DIRECTIONS FOR THIS TASK:
Output the lines verbatim, beginning with the first line and ending with the line that contains "chart-title: Negativ verzinste", with both included.

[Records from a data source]
Begin
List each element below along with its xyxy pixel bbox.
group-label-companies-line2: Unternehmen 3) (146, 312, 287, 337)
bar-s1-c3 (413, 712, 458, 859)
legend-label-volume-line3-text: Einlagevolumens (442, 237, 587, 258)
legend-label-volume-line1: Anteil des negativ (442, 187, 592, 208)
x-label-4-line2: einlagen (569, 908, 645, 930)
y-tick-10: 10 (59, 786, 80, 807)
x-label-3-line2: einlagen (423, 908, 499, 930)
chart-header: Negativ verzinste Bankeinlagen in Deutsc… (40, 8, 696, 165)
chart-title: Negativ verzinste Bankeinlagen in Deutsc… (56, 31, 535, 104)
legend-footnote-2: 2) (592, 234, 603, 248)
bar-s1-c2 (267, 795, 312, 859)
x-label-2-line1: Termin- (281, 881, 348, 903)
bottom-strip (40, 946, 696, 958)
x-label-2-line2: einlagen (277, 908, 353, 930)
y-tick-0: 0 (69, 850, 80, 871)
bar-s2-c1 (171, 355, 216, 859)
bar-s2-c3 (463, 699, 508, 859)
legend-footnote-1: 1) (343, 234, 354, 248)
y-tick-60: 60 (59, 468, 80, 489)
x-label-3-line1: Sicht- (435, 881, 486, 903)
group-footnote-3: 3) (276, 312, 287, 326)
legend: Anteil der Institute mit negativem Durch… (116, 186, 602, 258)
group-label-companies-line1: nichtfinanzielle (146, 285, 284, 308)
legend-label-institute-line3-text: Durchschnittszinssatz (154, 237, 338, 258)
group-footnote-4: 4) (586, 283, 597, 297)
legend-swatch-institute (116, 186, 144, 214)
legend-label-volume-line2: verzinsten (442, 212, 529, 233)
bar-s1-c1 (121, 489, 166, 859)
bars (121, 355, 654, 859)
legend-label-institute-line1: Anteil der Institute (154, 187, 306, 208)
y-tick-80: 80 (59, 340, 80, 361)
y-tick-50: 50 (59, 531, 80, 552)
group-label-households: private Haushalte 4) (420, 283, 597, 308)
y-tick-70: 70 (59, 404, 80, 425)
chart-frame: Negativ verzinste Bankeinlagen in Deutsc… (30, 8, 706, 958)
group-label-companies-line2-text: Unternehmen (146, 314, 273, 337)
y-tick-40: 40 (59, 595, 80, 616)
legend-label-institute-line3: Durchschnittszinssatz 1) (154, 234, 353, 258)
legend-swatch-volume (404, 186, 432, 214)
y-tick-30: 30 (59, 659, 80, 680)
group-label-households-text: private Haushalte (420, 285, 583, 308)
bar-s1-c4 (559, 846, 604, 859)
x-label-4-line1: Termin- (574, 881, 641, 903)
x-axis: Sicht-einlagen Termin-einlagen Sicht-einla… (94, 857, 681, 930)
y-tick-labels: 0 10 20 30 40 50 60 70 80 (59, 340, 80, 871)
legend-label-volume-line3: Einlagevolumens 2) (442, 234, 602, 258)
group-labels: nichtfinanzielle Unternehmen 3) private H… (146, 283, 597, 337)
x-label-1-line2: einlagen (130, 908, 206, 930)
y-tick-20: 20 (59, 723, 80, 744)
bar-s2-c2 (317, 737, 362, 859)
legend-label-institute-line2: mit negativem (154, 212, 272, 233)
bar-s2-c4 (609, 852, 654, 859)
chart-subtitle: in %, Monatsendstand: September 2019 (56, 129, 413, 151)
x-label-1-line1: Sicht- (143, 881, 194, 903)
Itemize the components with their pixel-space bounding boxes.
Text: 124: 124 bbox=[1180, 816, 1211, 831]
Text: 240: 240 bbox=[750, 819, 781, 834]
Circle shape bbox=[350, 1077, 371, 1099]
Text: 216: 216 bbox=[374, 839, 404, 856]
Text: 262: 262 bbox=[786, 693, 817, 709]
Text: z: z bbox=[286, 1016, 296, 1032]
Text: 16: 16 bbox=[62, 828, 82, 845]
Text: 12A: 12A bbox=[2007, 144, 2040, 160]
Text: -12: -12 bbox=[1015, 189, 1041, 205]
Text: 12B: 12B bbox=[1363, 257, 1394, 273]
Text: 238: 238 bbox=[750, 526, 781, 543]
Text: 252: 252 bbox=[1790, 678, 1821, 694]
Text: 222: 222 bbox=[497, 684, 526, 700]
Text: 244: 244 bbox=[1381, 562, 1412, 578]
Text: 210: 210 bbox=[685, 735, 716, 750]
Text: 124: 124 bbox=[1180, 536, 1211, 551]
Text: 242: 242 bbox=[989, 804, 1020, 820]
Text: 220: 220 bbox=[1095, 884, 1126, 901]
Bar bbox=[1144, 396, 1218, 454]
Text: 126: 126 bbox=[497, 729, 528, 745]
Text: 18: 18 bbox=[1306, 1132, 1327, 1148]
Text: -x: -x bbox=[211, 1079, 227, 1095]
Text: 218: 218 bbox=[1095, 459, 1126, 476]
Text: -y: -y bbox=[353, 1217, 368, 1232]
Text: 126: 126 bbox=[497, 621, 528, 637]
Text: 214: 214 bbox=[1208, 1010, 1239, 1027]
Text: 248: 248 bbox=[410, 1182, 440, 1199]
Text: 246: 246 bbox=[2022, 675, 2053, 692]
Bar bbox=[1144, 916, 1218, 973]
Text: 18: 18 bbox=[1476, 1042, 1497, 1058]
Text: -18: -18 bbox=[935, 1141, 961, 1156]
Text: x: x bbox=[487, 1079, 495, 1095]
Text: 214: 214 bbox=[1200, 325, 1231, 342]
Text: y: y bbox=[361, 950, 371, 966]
End
RESULT OF THIS EXERCISE:
List each element below along with its xyxy pixel bbox.
group-label-companies-line2: Unternehmen 3) (146, 312, 287, 337)
bar-s1-c3 (413, 712, 458, 859)
legend-label-volume-line3-text: Einlagevolumens (442, 237, 587, 258)
legend-label-volume-line1: Anteil des negativ (442, 187, 592, 208)
x-label-4-line2: einlagen (569, 908, 645, 930)
y-tick-10: 10 (59, 786, 80, 807)
x-label-3-line2: einlagen (423, 908, 499, 930)
chart-header: Negativ verzinste Bankeinlagen in Deutsc… (40, 8, 696, 165)
chart-title: Negativ verzinste Bankeinlagen in Deutsc… (56, 31, 535, 104)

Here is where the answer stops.